* **WHAT THIS TASK INVOLVES**
Retype all the entries word for word, but omit the pictures.
--- start ---
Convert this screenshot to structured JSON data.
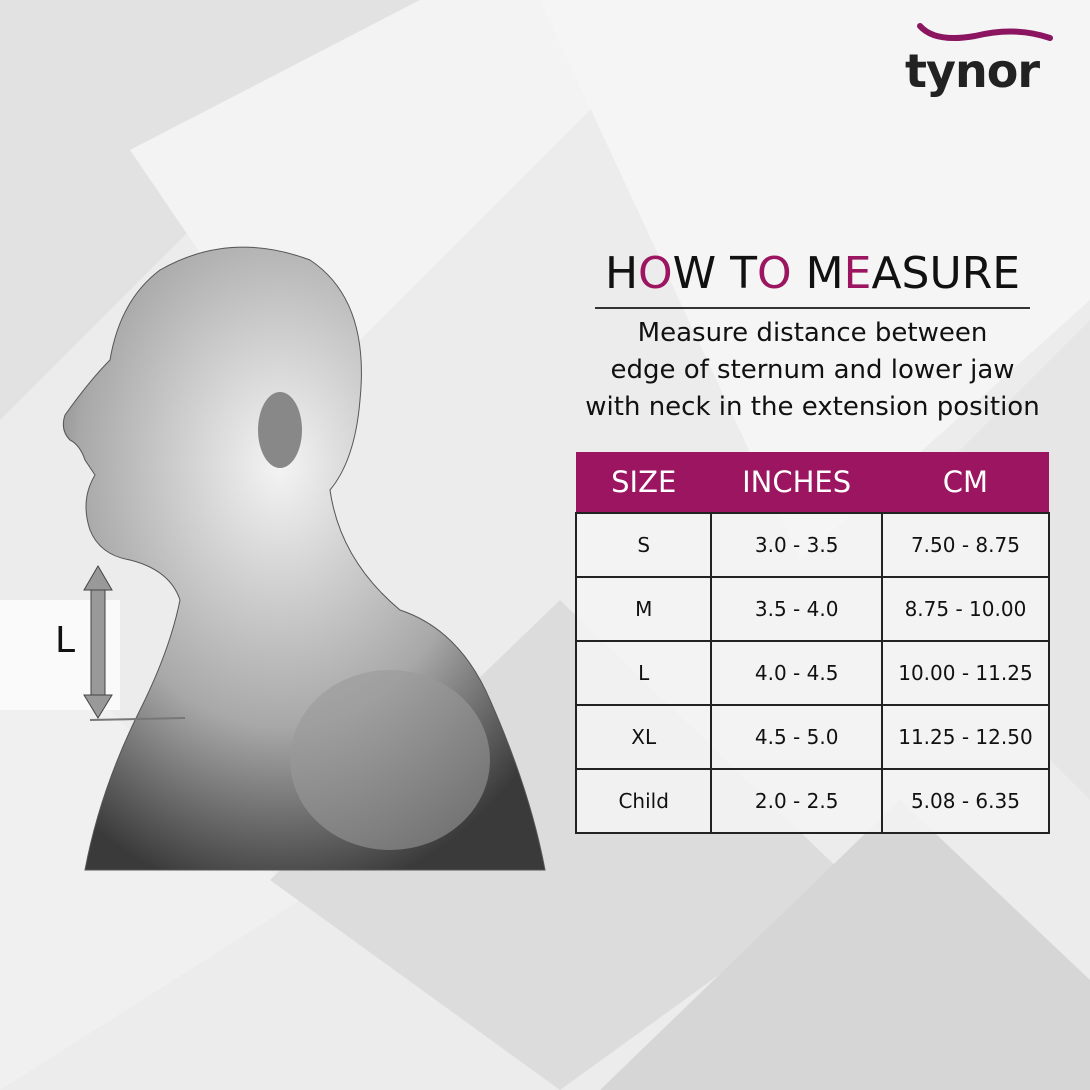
{
  "brand": {
    "name": "tynor",
    "accent": "#9b1560"
  },
  "title": {
    "segments": [
      {
        "text": "H",
        "accent": false
      },
      {
        "text": "O",
        "accent": true
      },
      {
        "text": "W T",
        "accent": false
      },
      {
        "text": "O",
        "accent": true
      },
      {
        "text": " M",
        "accent": false
      },
      {
        "text": "E",
        "accent": true
      },
      {
        "text": "ASURE",
        "accent": false
      }
    ]
  },
  "description": [
    "Measure distance between",
    "edge of sternum and lower jaw",
    "with neck in the extension position"
  ],
  "illustration": {
    "measure_label": "L"
  },
  "table": {
    "headers": [
      "SIZE",
      "INCHES",
      "CM"
    ],
    "rows": [
      [
        "S",
        "3.0 - 3.5",
        "7.50 - 8.75"
      ],
      [
        "M",
        "3.5 - 4.0",
        "8.75 - 10.00"
      ],
      [
        "L",
        "4.0 - 4.5",
        "10.00 - 11.25"
      ],
      [
        "XL",
        "4.5 - 5.0",
        "11.25 - 12.50"
      ],
      [
        "Child",
        "2.0 - 2.5",
        "5.08 - 6.35"
      ]
    ]
  }
}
--- end ---
* **TASK RESPONSE**
Convert this screenshot to structured JSON data.
{
  "brand": {
    "name": "tynor",
    "accent": "#9b1560"
  },
  "title": {
    "segments": [
      {
        "text": "H",
        "accent": false
      },
      {
        "text": "O",
        "accent": true
      },
      {
        "text": "W T",
        "accent": false
      },
      {
        "text": "O",
        "accent": true
      },
      {
        "text": " M",
        "accent": false
      },
      {
        "text": "E",
        "accent": true
      },
      {
        "text": "ASURE",
        "accent": false
      }
    ]
  },
  "description": [
    "Measure distance between",
    "edge of sternum and lower jaw",
    "with neck in the extension position"
  ],
  "illustration": {
    "measure_label": "L"
  },
  "table": {
    "headers": [
      "SIZE",
      "INCHES",
      "CM"
    ],
    "rows": [
      [
        "S",
        "3.0 - 3.5",
        "7.50 - 8.75"
      ],
      [
        "M",
        "3.5 - 4.0",
        "8.75 - 10.00"
      ],
      [
        "L",
        "4.0 - 4.5",
        "10.00 - 11.25"
      ],
      [
        "XL",
        "4.5 - 5.0",
        "11.25 - 12.50"
      ],
      [
        "Child",
        "2.0 - 2.5",
        "5.08 - 6.35"
      ]
    ]
  }
}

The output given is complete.